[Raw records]

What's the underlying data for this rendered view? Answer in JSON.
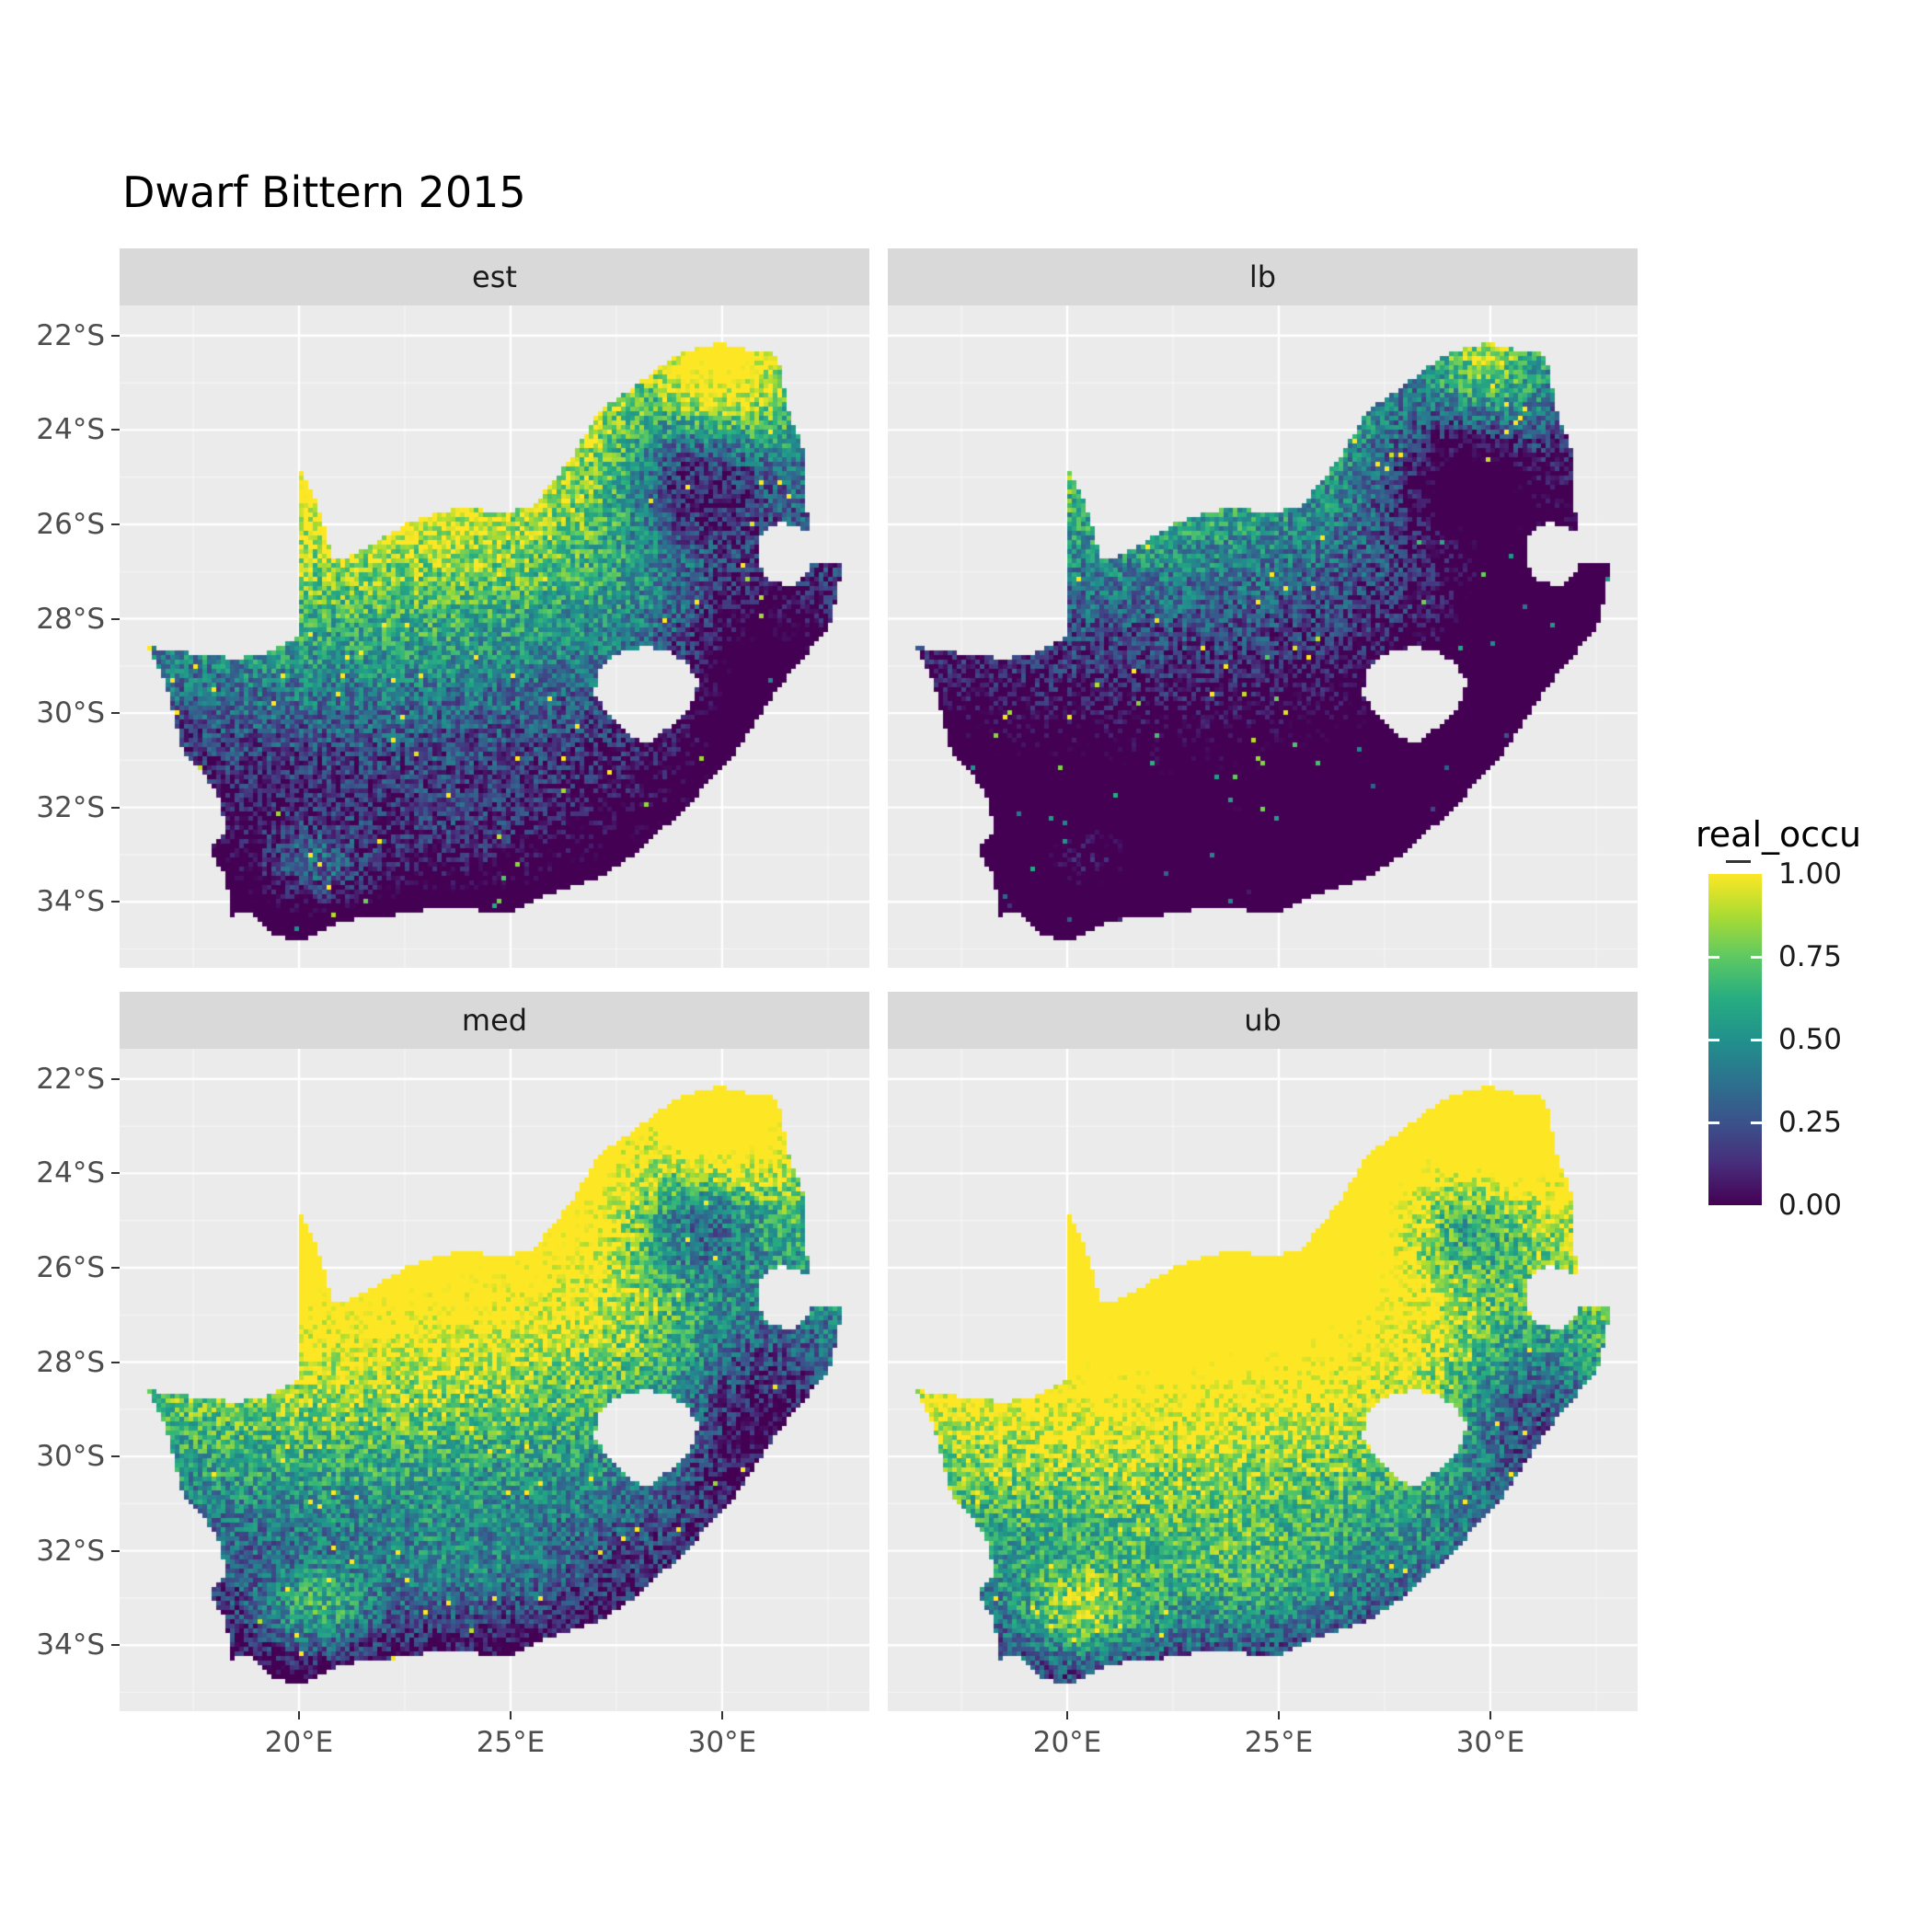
{
  "title": "Dwarf Bittern 2015",
  "legend": {
    "title": "real_occu",
    "labels": [
      "1.00",
      "0.75",
      "0.50",
      "0.25",
      "0.00"
    ],
    "label_values": [
      1.0,
      0.75,
      0.5,
      0.25,
      0.0
    ],
    "tick_values": [
      0.75,
      0.5,
      0.25
    ],
    "viridis_stops": [
      {
        "t": 0.0,
        "color": "#440154"
      },
      {
        "t": 0.125,
        "color": "#472d7b"
      },
      {
        "t": 0.25,
        "color": "#3b528b"
      },
      {
        "t": 0.375,
        "color": "#2c728e"
      },
      {
        "t": 0.5,
        "color": "#21918c"
      },
      {
        "t": 0.625,
        "color": "#27ad81"
      },
      {
        "t": 0.75,
        "color": "#5ec962"
      },
      {
        "t": 0.875,
        "color": "#aadc32"
      },
      {
        "t": 1.0,
        "color": "#fde725"
      }
    ]
  },
  "axes": {
    "x_ticks": [
      {
        "value": 20,
        "label": "20°E"
      },
      {
        "value": 25,
        "label": "25°E"
      },
      {
        "value": 30,
        "label": "30°E"
      }
    ],
    "y_ticks": [
      {
        "value": -22,
        "label": "22°S"
      },
      {
        "value": -24,
        "label": "24°S"
      },
      {
        "value": -26,
        "label": "26°S"
      },
      {
        "value": -28,
        "label": "28°S"
      },
      {
        "value": -30,
        "label": "30°S"
      },
      {
        "value": -32,
        "label": "32°S"
      },
      {
        "value": -34,
        "label": "34°S"
      }
    ],
    "x_minor": [
      17.5,
      22.5,
      27.5,
      32.5
    ],
    "y_minor": [
      -23,
      -25,
      -27,
      -29,
      -31,
      -33,
      -35
    ]
  },
  "chart_data": {
    "type": "heatmap",
    "variable": "real_occu",
    "value_range": [
      0,
      1
    ],
    "region": "South Africa",
    "facets": [
      {
        "label": "est",
        "level_offset": 0.0
      },
      {
        "label": "lb",
        "level_offset": -0.38
      },
      {
        "label": "med",
        "level_offset": 0.3
      },
      {
        "label": "ub",
        "level_offset": 0.55
      }
    ],
    "lon_range": [
      15.76,
      33.48
    ],
    "lat_range": [
      -35.4,
      -21.36
    ],
    "south_africa_outline": [
      [
        19.98,
        -24.77
      ],
      [
        20.45,
        -25.6
      ],
      [
        20.7,
        -26.4
      ],
      [
        20.85,
        -26.8
      ],
      [
        21.6,
        -26.5
      ],
      [
        22.6,
        -25.95
      ],
      [
        23.9,
        -25.6
      ],
      [
        24.7,
        -25.8
      ],
      [
        25.55,
        -25.6
      ],
      [
        26.4,
        -24.65
      ],
      [
        27.1,
        -23.6
      ],
      [
        27.95,
        -23.05
      ],
      [
        28.95,
        -22.4
      ],
      [
        29.9,
        -22.15
      ],
      [
        30.65,
        -22.3
      ],
      [
        31.3,
        -22.4
      ],
      [
        31.6,
        -23.7
      ],
      [
        31.95,
        -24.45
      ],
      [
        32.0,
        -25.6
      ],
      [
        32.05,
        -26.15
      ],
      [
        31.35,
        -25.95
      ],
      [
        30.85,
        -26.25
      ],
      [
        30.85,
        -26.85
      ],
      [
        31.15,
        -27.2
      ],
      [
        31.65,
        -27.3
      ],
      [
        31.95,
        -27.05
      ],
      [
        32.1,
        -26.85
      ],
      [
        32.85,
        -26.85
      ],
      [
        32.55,
        -28.15
      ],
      [
        31.35,
        -29.45
      ],
      [
        30.25,
        -30.9
      ],
      [
        29.3,
        -31.85
      ],
      [
        28.1,
        -32.9
      ],
      [
        27.1,
        -33.5
      ],
      [
        25.9,
        -33.85
      ],
      [
        24.9,
        -34.25
      ],
      [
        23.4,
        -34.1
      ],
      [
        22.2,
        -34.3
      ],
      [
        21.0,
        -34.4
      ],
      [
        20.0,
        -34.85
      ],
      [
        19.3,
        -34.65
      ],
      [
        18.8,
        -34.2
      ],
      [
        18.35,
        -34.3
      ],
      [
        18.3,
        -33.5
      ],
      [
        17.85,
        -32.85
      ],
      [
        18.3,
        -32.5
      ],
      [
        18.05,
        -31.65
      ],
      [
        17.25,
        -30.8
      ],
      [
        16.9,
        -29.5
      ],
      [
        16.45,
        -28.6
      ],
      [
        17.6,
        -28.75
      ],
      [
        18.6,
        -28.85
      ],
      [
        19.3,
        -28.7
      ],
      [
        19.98,
        -28.4
      ]
    ],
    "lesotho_hole": [
      [
        27.05,
        -29.1
      ],
      [
        27.45,
        -28.75
      ],
      [
        28.15,
        -28.6
      ],
      [
        28.7,
        -28.65
      ],
      [
        29.15,
        -28.95
      ],
      [
        29.45,
        -29.35
      ],
      [
        29.25,
        -29.85
      ],
      [
        28.85,
        -30.25
      ],
      [
        28.2,
        -30.65
      ],
      [
        27.7,
        -30.4
      ],
      [
        27.3,
        -30.05
      ],
      [
        27.0,
        -29.6
      ]
    ]
  },
  "theme": {
    "panel_bg": "#ebebeb",
    "strip_bg": "#d9d9d9",
    "grid_color": "#ffffff",
    "axis_text_color": "#4d4d4d",
    "tick_color": "#333333",
    "title_color": "#000000"
  }
}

▸ **WHAT THE TASK REQUIRES**:
Copy out the data above exactly, except the pictures.

▸ **RESPONSE FOR THIS EXERCISE**:
What's the underlying data for this rendered view? Answer in JSON.
{
  "title": "Dwarf Bittern 2015",
  "legend": {
    "title": "real_occu",
    "labels": [
      "1.00",
      "0.75",
      "0.50",
      "0.25",
      "0.00"
    ],
    "label_values": [
      1.0,
      0.75,
      0.5,
      0.25,
      0.0
    ],
    "tick_values": [
      0.75,
      0.5,
      0.25
    ],
    "viridis_stops": [
      {
        "t": 0.0,
        "color": "#440154"
      },
      {
        "t": 0.125,
        "color": "#472d7b"
      },
      {
        "t": 0.25,
        "color": "#3b528b"
      },
      {
        "t": 0.375,
        "color": "#2c728e"
      },
      {
        "t": 0.5,
        "color": "#21918c"
      },
      {
        "t": 0.625,
        "color": "#27ad81"
      },
      {
        "t": 0.75,
        "color": "#5ec962"
      },
      {
        "t": 0.875,
        "color": "#aadc32"
      },
      {
        "t": 1.0,
        "color": "#fde725"
      }
    ]
  },
  "axes": {
    "x_ticks": [
      {
        "value": 20,
        "label": "20°E"
      },
      {
        "value": 25,
        "label": "25°E"
      },
      {
        "value": 30,
        "label": "30°E"
      }
    ],
    "y_ticks": [
      {
        "value": -22,
        "label": "22°S"
      },
      {
        "value": -24,
        "label": "24°S"
      },
      {
        "value": -26,
        "label": "26°S"
      },
      {
        "value": -28,
        "label": "28°S"
      },
      {
        "value": -30,
        "label": "30°S"
      },
      {
        "value": -32,
        "label": "32°S"
      },
      {
        "value": -34,
        "label": "34°S"
      }
    ],
    "x_minor": [
      17.5,
      22.5,
      27.5,
      32.5
    ],
    "y_minor": [
      -23,
      -25,
      -27,
      -29,
      -31,
      -33,
      -35
    ]
  },
  "chart_data": {
    "type": "heatmap",
    "variable": "real_occu",
    "value_range": [
      0,
      1
    ],
    "region": "South Africa",
    "facets": [
      {
        "label": "est",
        "level_offset": 0.0
      },
      {
        "label": "lb",
        "level_offset": -0.38
      },
      {
        "label": "med",
        "level_offset": 0.3
      },
      {
        "label": "ub",
        "level_offset": 0.55
      }
    ],
    "lon_range": [
      15.76,
      33.48
    ],
    "lat_range": [
      -35.4,
      -21.36
    ],
    "south_africa_outline": [
      [
        19.98,
        -24.77
      ],
      [
        20.45,
        -25.6
      ],
      [
        20.7,
        -26.4
      ],
      [
        20.85,
        -26.8
      ],
      [
        21.6,
        -26.5
      ],
      [
        22.6,
        -25.95
      ],
      [
        23.9,
        -25.6
      ],
      [
        24.7,
        -25.8
      ],
      [
        25.55,
        -25.6
      ],
      [
        26.4,
        -24.65
      ],
      [
        27.1,
        -23.6
      ],
      [
        27.95,
        -23.05
      ],
      [
        28.95,
        -22.4
      ],
      [
        29.9,
        -22.15
      ],
      [
        30.65,
        -22.3
      ],
      [
        31.3,
        -22.4
      ],
      [
        31.6,
        -23.7
      ],
      [
        31.95,
        -24.45
      ],
      [
        32.0,
        -25.6
      ],
      [
        32.05,
        -26.15
      ],
      [
        31.35,
        -25.95
      ],
      [
        30.85,
        -26.25
      ],
      [
        30.85,
        -26.85
      ],
      [
        31.15,
        -27.2
      ],
      [
        31.65,
        -27.3
      ],
      [
        31.95,
        -27.05
      ],
      [
        32.1,
        -26.85
      ],
      [
        32.85,
        -26.85
      ],
      [
        32.55,
        -28.15
      ],
      [
        31.35,
        -29.45
      ],
      [
        30.25,
        -30.9
      ],
      [
        29.3,
        -31.85
      ],
      [
        28.1,
        -32.9
      ],
      [
        27.1,
        -33.5
      ],
      [
        25.9,
        -33.85
      ],
      [
        24.9,
        -34.25
      ],
      [
        23.4,
        -34.1
      ],
      [
        22.2,
        -34.3
      ],
      [
        21.0,
        -34.4
      ],
      [
        20.0,
        -34.85
      ],
      [
        19.3,
        -34.65
      ],
      [
        18.8,
        -34.2
      ],
      [
        18.35,
        -34.3
      ],
      [
        18.3,
        -33.5
      ],
      [
        17.85,
        -32.85
      ],
      [
        18.3,
        -32.5
      ],
      [
        18.05,
        -31.65
      ],
      [
        17.25,
        -30.8
      ],
      [
        16.9,
        -29.5
      ],
      [
        16.45,
        -28.6
      ],
      [
        17.6,
        -28.75
      ],
      [
        18.6,
        -28.85
      ],
      [
        19.3,
        -28.7
      ],
      [
        19.98,
        -28.4
      ]
    ],
    "lesotho_hole": [
      [
        27.05,
        -29.1
      ],
      [
        27.45,
        -28.75
      ],
      [
        28.15,
        -28.6
      ],
      [
        28.7,
        -28.65
      ],
      [
        29.15,
        -28.95
      ],
      [
        29.45,
        -29.35
      ],
      [
        29.25,
        -29.85
      ],
      [
        28.85,
        -30.25
      ],
      [
        28.2,
        -30.65
      ],
      [
        27.7,
        -30.4
      ],
      [
        27.3,
        -30.05
      ],
      [
        27.0,
        -29.6
      ]
    ]
  },
  "theme": {
    "panel_bg": "#ebebeb",
    "strip_bg": "#d9d9d9",
    "grid_color": "#ffffff",
    "axis_text_color": "#4d4d4d",
    "tick_color": "#333333",
    "title_color": "#000000"
  }
}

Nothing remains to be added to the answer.